Extracted records:
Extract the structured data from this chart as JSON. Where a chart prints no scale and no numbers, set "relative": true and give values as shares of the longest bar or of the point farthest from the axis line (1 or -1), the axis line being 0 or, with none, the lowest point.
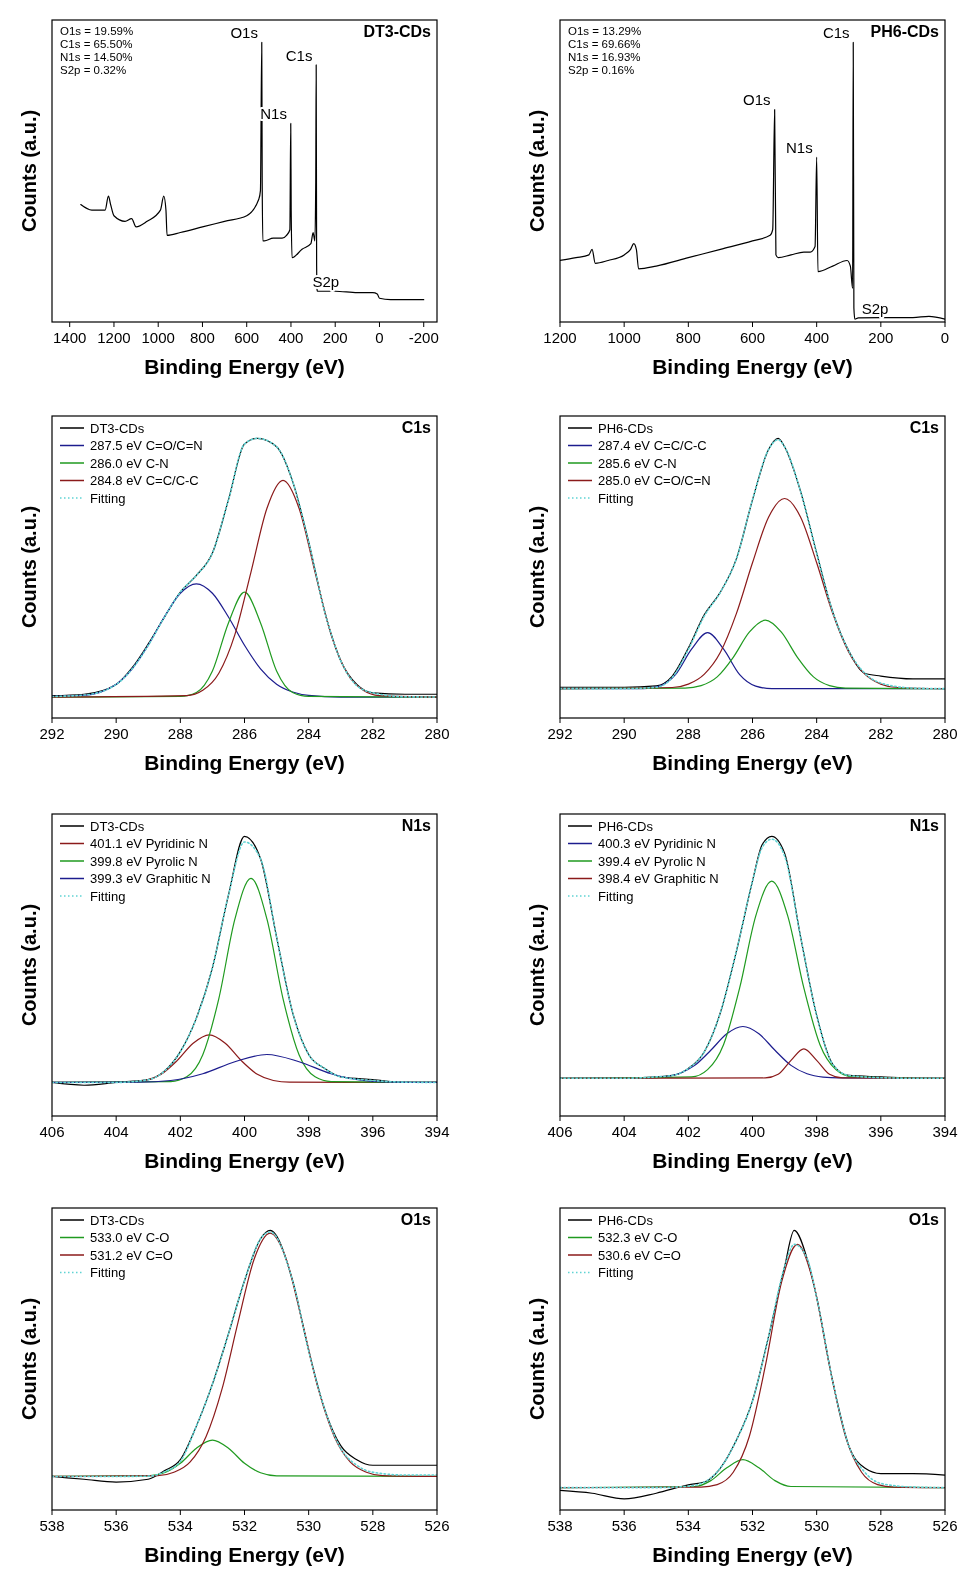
{
  "chart_data": [
    {
      "type": "line",
      "relative": true,
      "title": "DT3-CDs",
      "xlabel": "Binding Energy (eV)",
      "ylabel": "Counts (a.u.)",
      "xlim": [
        1480,
        -260
      ],
      "xticks": [
        1400,
        1200,
        1000,
        800,
        600,
        400,
        200,
        0,
        -200
      ],
      "legend": false,
      "annotations": [
        "O1s = 19.59%",
        "C1s = 65.50%",
        "N1s = 14.50%",
        "S2p = 0.32%",
        {
          "text": "O1s",
          "x": 531,
          "y": 1.0
        },
        {
          "text": "N1s",
          "x": 400,
          "y": 0.71
        },
        {
          "text": "C1s",
          "x": 285,
          "y": 0.92
        },
        {
          "text": "S2p",
          "x": 164,
          "y": 0.11
        }
      ],
      "series": [
        {
          "color": "#000000",
          "x": [
            1350,
            1300,
            1240,
            1225,
            1215,
            1200,
            1150,
            1120,
            1100,
            1050,
            990,
            975,
            965,
            960,
            900,
            800,
            700,
            600,
            545,
            538,
            532,
            530,
            527,
            520,
            480,
            440,
            420,
            405,
            401,
            399,
            395,
            350,
            310,
            300,
            292,
            288,
            286,
            284,
            282,
            280,
            200,
            100,
            30,
            10,
            0,
            -50,
            -200
          ],
          "values": [
            0.42,
            0.4,
            0.4,
            0.45,
            0.42,
            0.38,
            0.36,
            0.37,
            0.34,
            0.36,
            0.4,
            0.45,
            0.4,
            0.31,
            0.32,
            0.34,
            0.36,
            0.38,
            0.44,
            0.47,
            1.0,
            0.5,
            0.29,
            0.29,
            0.3,
            0.3,
            0.31,
            0.33,
            0.71,
            0.4,
            0.23,
            0.26,
            0.28,
            0.32,
            0.29,
            0.5,
            0.92,
            0.2,
            0.115,
            0.11,
            0.11,
            0.105,
            0.105,
            0.1,
            0.085,
            0.08,
            0.08
          ]
        }
      ]
    },
    {
      "type": "line",
      "relative": true,
      "title": "PH6-CDs",
      "xlabel": "Binding Energy (eV)",
      "ylabel": "Counts (a.u.)",
      "xlim": [
        1200,
        0
      ],
      "xticks": [
        1200,
        1000,
        800,
        600,
        400,
        200,
        0
      ],
      "legend": false,
      "annotations": [
        "O1s = 13.29%",
        "C1s = 69.66%",
        "N1s = 16.93%",
        "S2p = 0.16%",
        {
          "text": "O1s",
          "x": 531,
          "y": 0.76
        },
        {
          "text": "N1s",
          "x": 400,
          "y": 0.59
        },
        {
          "text": "C1s",
          "x": 285,
          "y": 1.0
        },
        {
          "text": "S2p",
          "x": 164,
          "y": 0.016
        }
      ],
      "series": [
        {
          "color": "#000000",
          "x": [
            1200,
            1150,
            1110,
            1100,
            1090,
            1050,
            1000,
            980,
            970,
            962,
            955,
            900,
            800,
            700,
            600,
            545,
            537,
            531,
            527,
            520,
            480,
            440,
            420,
            405,
            400,
            396,
            350,
            305,
            295,
            288,
            286,
            284,
            281,
            270,
            200,
            100,
            50,
            0
          ],
          "values": [
            0.22,
            0.23,
            0.24,
            0.26,
            0.21,
            0.22,
            0.24,
            0.26,
            0.28,
            0.26,
            0.19,
            0.2,
            0.23,
            0.26,
            0.29,
            0.31,
            0.33,
            0.76,
            0.24,
            0.23,
            0.24,
            0.25,
            0.25,
            0.27,
            0.59,
            0.18,
            0.2,
            0.22,
            0.2,
            0.12,
            1.0,
            0.05,
            0.01,
            0.015,
            0.016,
            0.016,
            0.02,
            0.01
          ]
        }
      ]
    },
    {
      "type": "line",
      "relative": true,
      "title": "C1s",
      "xlabel": "Binding Energy (eV)",
      "ylabel": "Counts (a.u.)",
      "xlim": [
        292,
        280
      ],
      "xticks": [
        292,
        290,
        288,
        286,
        284,
        282,
        280
      ],
      "legend": "top left",
      "series": [
        {
          "name": "DT3-CDs",
          "color": "#000000",
          "x": [
            292,
            291,
            290,
            289.5,
            289,
            288.5,
            288,
            287.5,
            287,
            286.5,
            286,
            285.6,
            285,
            284.5,
            284,
            283.5,
            283,
            282.5,
            282,
            281,
            280
          ],
          "values": [
            0.08,
            0.085,
            0.12,
            0.18,
            0.265,
            0.36,
            0.45,
            0.51,
            0.59,
            0.78,
            0.98,
            1.0,
            0.97,
            0.846,
            0.63,
            0.38,
            0.205,
            0.12,
            0.09,
            0.085,
            0.085
          ]
        },
        {
          "name": "287.5 eV C=O/C=N",
          "color": "#1c1c8e",
          "x": [
            292,
            291,
            290,
            289.5,
            289,
            288.5,
            288,
            287.5,
            287,
            286.5,
            286,
            285.5,
            285,
            284.5,
            284,
            283,
            280
          ],
          "values": [
            0.077,
            0.081,
            0.121,
            0.176,
            0.26,
            0.361,
            0.446,
            0.48,
            0.446,
            0.361,
            0.26,
            0.176,
            0.121,
            0.093,
            0.081,
            0.075,
            0.075
          ]
        },
        {
          "name": "286.0 eV C-N",
          "color": "#1f9a1f",
          "x": [
            292,
            288,
            287.5,
            287,
            286.5,
            286,
            285.5,
            285,
            284.5,
            284,
            280
          ],
          "values": [
            0.075,
            0.077,
            0.091,
            0.168,
            0.34,
            0.45,
            0.34,
            0.168,
            0.091,
            0.077,
            0.075
          ]
        },
        {
          "name": "284.8 eV C=C/C-C",
          "color": "#8b1a1a",
          "x": [
            292,
            287.8,
            287.3,
            286.8,
            286.3,
            285.8,
            285.3,
            284.8,
            284.3,
            283.8,
            283.3,
            282.8,
            282.3,
            281.8,
            280
          ],
          "values": [
            0.075,
            0.08,
            0.099,
            0.16,
            0.298,
            0.521,
            0.75,
            0.85,
            0.75,
            0.521,
            0.298,
            0.16,
            0.099,
            0.08,
            0.075
          ]
        },
        {
          "name": "Fitting",
          "color": "#5fd3d3",
          "line_style": "dotted",
          "x": [
            292,
            291,
            290,
            289.5,
            289,
            288.5,
            288,
            287.5,
            287,
            286.5,
            286,
            285.6,
            285,
            284.5,
            284,
            283.5,
            283,
            282.5,
            282,
            281,
            280
          ],
          "values": [
            0.077,
            0.082,
            0.12,
            0.176,
            0.26,
            0.36,
            0.45,
            0.51,
            0.59,
            0.78,
            0.98,
            1.0,
            0.97,
            0.846,
            0.63,
            0.38,
            0.205,
            0.116,
            0.09,
            0.076,
            0.075
          ]
        }
      ]
    },
    {
      "type": "line",
      "relative": true,
      "title": "C1s",
      "xlabel": "Binding Energy (eV)",
      "ylabel": "Counts (a.u.)",
      "xlim": [
        292,
        280
      ],
      "xticks": [
        292,
        290,
        288,
        286,
        284,
        282,
        280
      ],
      "legend": "top left",
      "series": [
        {
          "name": "PH6-CDs",
          "color": "#000000",
          "x": [
            292,
            290,
            289,
            288.5,
            288,
            287.5,
            287,
            286.5,
            286,
            285.5,
            285.2,
            285,
            284.5,
            284,
            283.5,
            283,
            282.5,
            282,
            281,
            280
          ],
          "values": [
            0.11,
            0.11,
            0.115,
            0.15,
            0.25,
            0.37,
            0.45,
            0.57,
            0.78,
            0.96,
            1.0,
            0.97,
            0.81,
            0.59,
            0.38,
            0.24,
            0.16,
            0.15,
            0.14,
            0.14
          ]
        },
        {
          "name": "287.4 eV C=C/C-C",
          "color": "#1c1c8e",
          "x": [
            292,
            289.4,
            288.9,
            288.4,
            287.9,
            287.4,
            286.9,
            286.4,
            285.9,
            285.4,
            280
          ],
          "values": [
            0.105,
            0.105,
            0.114,
            0.155,
            0.246,
            0.305,
            0.246,
            0.155,
            0.114,
            0.105,
            0.105
          ]
        },
        {
          "name": "285.6 eV C-N",
          "color": "#1f9a1f",
          "x": [
            292,
            288.1,
            287.6,
            287.1,
            286.6,
            286.1,
            285.6,
            285.1,
            284.6,
            284.1,
            283.6,
            283.1,
            280
          ],
          "values": [
            0.105,
            0.107,
            0.116,
            0.147,
            0.217,
            0.307,
            0.35,
            0.307,
            0.217,
            0.147,
            0.116,
            0.107,
            0.105
          ]
        },
        {
          "name": "285.0 eV C=O/C=N",
          "color": "#8b1a1a",
          "x": [
            292,
            288.5,
            288,
            287.5,
            287,
            286.5,
            286,
            285.5,
            285,
            284.5,
            284,
            283.5,
            283,
            282.5,
            282,
            281.5,
            280
          ],
          "values": [
            0.105,
            0.109,
            0.121,
            0.157,
            0.235,
            0.374,
            0.555,
            0.718,
            0.785,
            0.718,
            0.555,
            0.374,
            0.235,
            0.157,
            0.121,
            0.109,
            0.105
          ]
        },
        {
          "name": "Fitting",
          "color": "#5fd3d3",
          "line_style": "dotted",
          "x": [
            292,
            290,
            289,
            288.5,
            288,
            287.5,
            287,
            286.5,
            286,
            285.5,
            285.2,
            285,
            284.5,
            284,
            283.5,
            283,
            282.5,
            282,
            281,
            280
          ],
          "values": [
            0.105,
            0.105,
            0.11,
            0.145,
            0.245,
            0.365,
            0.45,
            0.57,
            0.78,
            0.96,
            0.995,
            0.97,
            0.81,
            0.59,
            0.38,
            0.24,
            0.16,
            0.125,
            0.107,
            0.105
          ]
        }
      ]
    },
    {
      "type": "line",
      "relative": true,
      "title": "N1s",
      "xlabel": "Binding Energy (eV)",
      "ylabel": "Counts (a.u.)",
      "xlim": [
        406,
        394
      ],
      "xticks": [
        406,
        404,
        402,
        400,
        398,
        396,
        394
      ],
      "legend": "top left",
      "series": [
        {
          "name": "DT3-CDs",
          "color": "#000000",
          "x": [
            406,
            405,
            404,
            403,
            402.5,
            402,
            401.5,
            401,
            400.5,
            400,
            399.5,
            399,
            398.5,
            398,
            397.5,
            397,
            396,
            395,
            394
          ],
          "values": [
            0.12,
            0.11,
            0.12,
            0.13,
            0.16,
            0.23,
            0.35,
            0.53,
            0.79,
            1.0,
            0.92,
            0.64,
            0.37,
            0.22,
            0.17,
            0.14,
            0.13,
            0.12,
            0.12
          ]
        },
        {
          "name": "401.1 eV Pyridinic N",
          "color": "#8b1a1a",
          "x": [
            406,
            403.6,
            403.1,
            402.6,
            402.1,
            401.6,
            401.1,
            400.6,
            400.1,
            399.6,
            399.1,
            398.6,
            394
          ],
          "values": [
            0.12,
            0.121,
            0.127,
            0.149,
            0.198,
            0.26,
            0.29,
            0.26,
            0.198,
            0.149,
            0.127,
            0.121,
            0.12
          ]
        },
        {
          "name": "399.8 eV Pyrolic N",
          "color": "#1f9a1f",
          "x": [
            406,
            402.3,
            401.8,
            401.3,
            400.8,
            400.3,
            399.8,
            399.3,
            398.8,
            398.3,
            397.8,
            397.3,
            394
          ],
          "values": [
            0.12,
            0.123,
            0.14,
            0.219,
            0.42,
            0.704,
            0.85,
            0.704,
            0.42,
            0.219,
            0.14,
            0.123,
            0.12
          ]
        },
        {
          "name": "399.3 eV Graphitic N",
          "color": "#1c1c8e",
          "x": [
            406,
            403.3,
            402.3,
            401.3,
            400.3,
            399.3,
            398.3,
            397.3,
            396.3,
            395.3,
            394
          ],
          "values": [
            0.12,
            0.121,
            0.127,
            0.151,
            0.194,
            0.22,
            0.194,
            0.151,
            0.127,
            0.121,
            0.12
          ]
        },
        {
          "name": "Fitting",
          "color": "#5fd3d3",
          "line_style": "dotted",
          "x": [
            406,
            404,
            403,
            402.5,
            402,
            401.5,
            401,
            400.5,
            400,
            399.5,
            399,
            398.5,
            398,
            397.5,
            397,
            396,
            395,
            394
          ],
          "values": [
            0.12,
            0.12,
            0.13,
            0.16,
            0.23,
            0.35,
            0.53,
            0.79,
            0.98,
            0.92,
            0.64,
            0.37,
            0.22,
            0.17,
            0.14,
            0.127,
            0.121,
            0.12
          ]
        }
      ]
    },
    {
      "type": "line",
      "relative": true,
      "title": "N1s",
      "xlabel": "Binding Energy (eV)",
      "ylabel": "Counts (a.u.)",
      "xlim": [
        406,
        394
      ],
      "xticks": [
        406,
        404,
        402,
        400,
        398,
        396,
        394
      ],
      "legend": "top left",
      "series": [
        {
          "name": "PH6-CDs",
          "color": "#000000",
          "x": [
            406,
            404,
            403,
            402.5,
            402,
            401.5,
            401,
            400.5,
            400,
            399.7,
            399.4,
            399,
            398.5,
            398,
            397.5,
            397,
            396,
            395,
            394
          ],
          "values": [
            0.135,
            0.135,
            0.14,
            0.145,
            0.17,
            0.23,
            0.37,
            0.59,
            0.84,
            0.97,
            1.0,
            0.94,
            0.64,
            0.36,
            0.185,
            0.145,
            0.14,
            0.135,
            0.135
          ]
        },
        {
          "name": "400.3 eV Pyridinic N",
          "color": "#1c1c8e",
          "x": [
            406,
            403.3,
            402.8,
            402.3,
            401.8,
            401.3,
            400.8,
            400.3,
            399.8,
            399.3,
            398.8,
            398.3,
            397.8,
            397.3,
            394
          ],
          "values": [
            0.135,
            0.136,
            0.139,
            0.151,
            0.181,
            0.235,
            0.294,
            0.32,
            0.294,
            0.235,
            0.181,
            0.151,
            0.139,
            0.136,
            0.135
          ]
        },
        {
          "name": "399.4 eV Pyrolic N",
          "color": "#1f9a1f",
          "x": [
            406,
            401.9,
            401.4,
            400.9,
            400.4,
            399.9,
            399.4,
            398.9,
            398.4,
            397.9,
            397.4,
            396.9,
            394
          ],
          "values": [
            0.135,
            0.14,
            0.166,
            0.256,
            0.458,
            0.715,
            0.84,
            0.715,
            0.458,
            0.256,
            0.166,
            0.14,
            0.135
          ]
        },
        {
          "name": "398.4 eV Graphitic N",
          "color": "#8b1a1a",
          "x": [
            406,
            399.6,
            399.2,
            398.8,
            398.4,
            398,
            397.6,
            397.2,
            394
          ],
          "values": [
            0.135,
            0.136,
            0.149,
            0.199,
            0.24,
            0.199,
            0.149,
            0.136,
            0.135
          ]
        },
        {
          "name": "Fitting",
          "color": "#5fd3d3",
          "line_style": "dotted",
          "x": [
            406,
            404,
            403,
            402.5,
            402,
            401.5,
            401,
            400.5,
            400,
            399.7,
            399.4,
            399,
            398.5,
            398,
            397.5,
            397,
            396,
            395,
            394
          ],
          "values": [
            0.135,
            0.135,
            0.14,
            0.145,
            0.17,
            0.23,
            0.37,
            0.59,
            0.84,
            0.96,
            0.99,
            0.93,
            0.64,
            0.36,
            0.185,
            0.145,
            0.137,
            0.135,
            0.135
          ]
        }
      ]
    },
    {
      "type": "line",
      "relative": true,
      "title": "O1s",
      "xlabel": "Binding Energy (eV)",
      "ylabel": "Counts (a.u.)",
      "xlim": [
        538,
        526
      ],
      "xticks": [
        538,
        536,
        534,
        532,
        530,
        528,
        526
      ],
      "legend": "top left",
      "series": [
        {
          "name": "DT3-CDs",
          "color": "#000000",
          "x": [
            538,
            537,
            536,
            535,
            534.5,
            534,
            533.5,
            533,
            532.5,
            532,
            531.5,
            531.2,
            530.5,
            530,
            529.5,
            529,
            528.5,
            528,
            527,
            526
          ],
          "values": [
            0.12,
            0.11,
            0.1,
            0.11,
            0.14,
            0.18,
            0.3,
            0.45,
            0.63,
            0.82,
            0.97,
            1.0,
            0.82,
            0.57,
            0.36,
            0.23,
            0.18,
            0.16,
            0.16,
            0.16
          ]
        },
        {
          "name": "533.0 eV C-O",
          "color": "#1f9a1f",
          "x": [
            538,
            535,
            534.5,
            534,
            533.5,
            533,
            532.5,
            532,
            531.5,
            531,
            526
          ],
          "values": [
            0.12,
            0.122,
            0.133,
            0.167,
            0.221,
            0.25,
            0.221,
            0.167,
            0.133,
            0.122,
            0.12
          ]
        },
        {
          "name": "531.2 eV C=O",
          "color": "#8b1a1a",
          "x": [
            538,
            534.7,
            534.2,
            533.7,
            533.2,
            532.7,
            532.2,
            531.7,
            531.2,
            530.7,
            530.2,
            529.7,
            529.2,
            528.7,
            528.2,
            527.7,
            526
          ],
          "values": [
            0.12,
            0.123,
            0.135,
            0.171,
            0.262,
            0.433,
            0.672,
            0.897,
            0.99,
            0.897,
            0.672,
            0.433,
            0.262,
            0.171,
            0.135,
            0.123,
            0.12
          ]
        },
        {
          "name": "Fitting",
          "color": "#5fd3d3",
          "line_style": "dotted",
          "x": [
            538,
            536,
            535,
            534.5,
            534,
            533.5,
            533,
            532.5,
            532,
            531.5,
            531.2,
            530.5,
            530,
            529.5,
            529,
            528.5,
            528,
            527,
            526
          ],
          "values": [
            0.12,
            0.12,
            0.121,
            0.136,
            0.174,
            0.3,
            0.45,
            0.63,
            0.82,
            0.97,
            0.994,
            0.82,
            0.57,
            0.36,
            0.22,
            0.16,
            0.135,
            0.125,
            0.125
          ]
        }
      ]
    },
    {
      "type": "line",
      "relative": true,
      "title": "O1s",
      "xlabel": "Binding Energy (eV)",
      "ylabel": "Counts (a.u.)",
      "xlim": [
        538,
        526
      ],
      "xticks": [
        538,
        536,
        534,
        532,
        530,
        528,
        526
      ],
      "legend": "top left",
      "series": [
        {
          "name": "PH6-CDs",
          "color": "#000000",
          "x": [
            538,
            537,
            536,
            535,
            534,
            533.5,
            533,
            532.5,
            532,
            531.5,
            531,
            530.7,
            530.3,
            530,
            529.5,
            529,
            528.5,
            528,
            527,
            526
          ],
          "values": [
            0.07,
            0.06,
            0.04,
            0.06,
            0.09,
            0.1,
            0.15,
            0.25,
            0.39,
            0.62,
            0.87,
            1.0,
            0.9,
            0.76,
            0.46,
            0.23,
            0.15,
            0.13,
            0.13,
            0.125
          ]
        },
        {
          "name": "532.3 eV C-O",
          "color": "#1f9a1f",
          "x": [
            538,
            533.8,
            533.3,
            532.8,
            532.3,
            531.8,
            531.3,
            530.8,
            526
          ],
          "values": [
            0.08,
            0.084,
            0.105,
            0.151,
            0.18,
            0.151,
            0.105,
            0.084,
            0.08
          ]
        },
        {
          "name": "530.6 eV C=O",
          "color": "#8b1a1a",
          "x": [
            538,
            533.6,
            533.1,
            532.6,
            532.1,
            531.6,
            531.1,
            530.6,
            530.1,
            529.6,
            529.1,
            528.6,
            528.1,
            527.6,
            526
          ],
          "values": [
            0.08,
            0.082,
            0.091,
            0.135,
            0.263,
            0.515,
            0.812,
            0.95,
            0.812,
            0.515,
            0.263,
            0.135,
            0.091,
            0.082,
            0.08
          ]
        },
        {
          "name": "Fitting",
          "color": "#5fd3d3",
          "line_style": "dotted",
          "x": [
            538,
            535,
            534,
            533.5,
            533,
            532.5,
            532,
            531.5,
            531,
            530.7,
            530.3,
            530,
            529.5,
            529,
            528.5,
            528,
            527,
            526
          ],
          "values": [
            0.08,
            0.08,
            0.085,
            0.1,
            0.15,
            0.25,
            0.39,
            0.62,
            0.87,
            0.95,
            0.9,
            0.76,
            0.46,
            0.23,
            0.135,
            0.095,
            0.082,
            0.08
          ]
        }
      ]
    }
  ]
}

- What the task asks: Copy out each line of the listing that holds "Graphitic".

- Task response:
          "name": "399.3 eV Graphitic N",
          "name": "398.4 eV Graphitic N",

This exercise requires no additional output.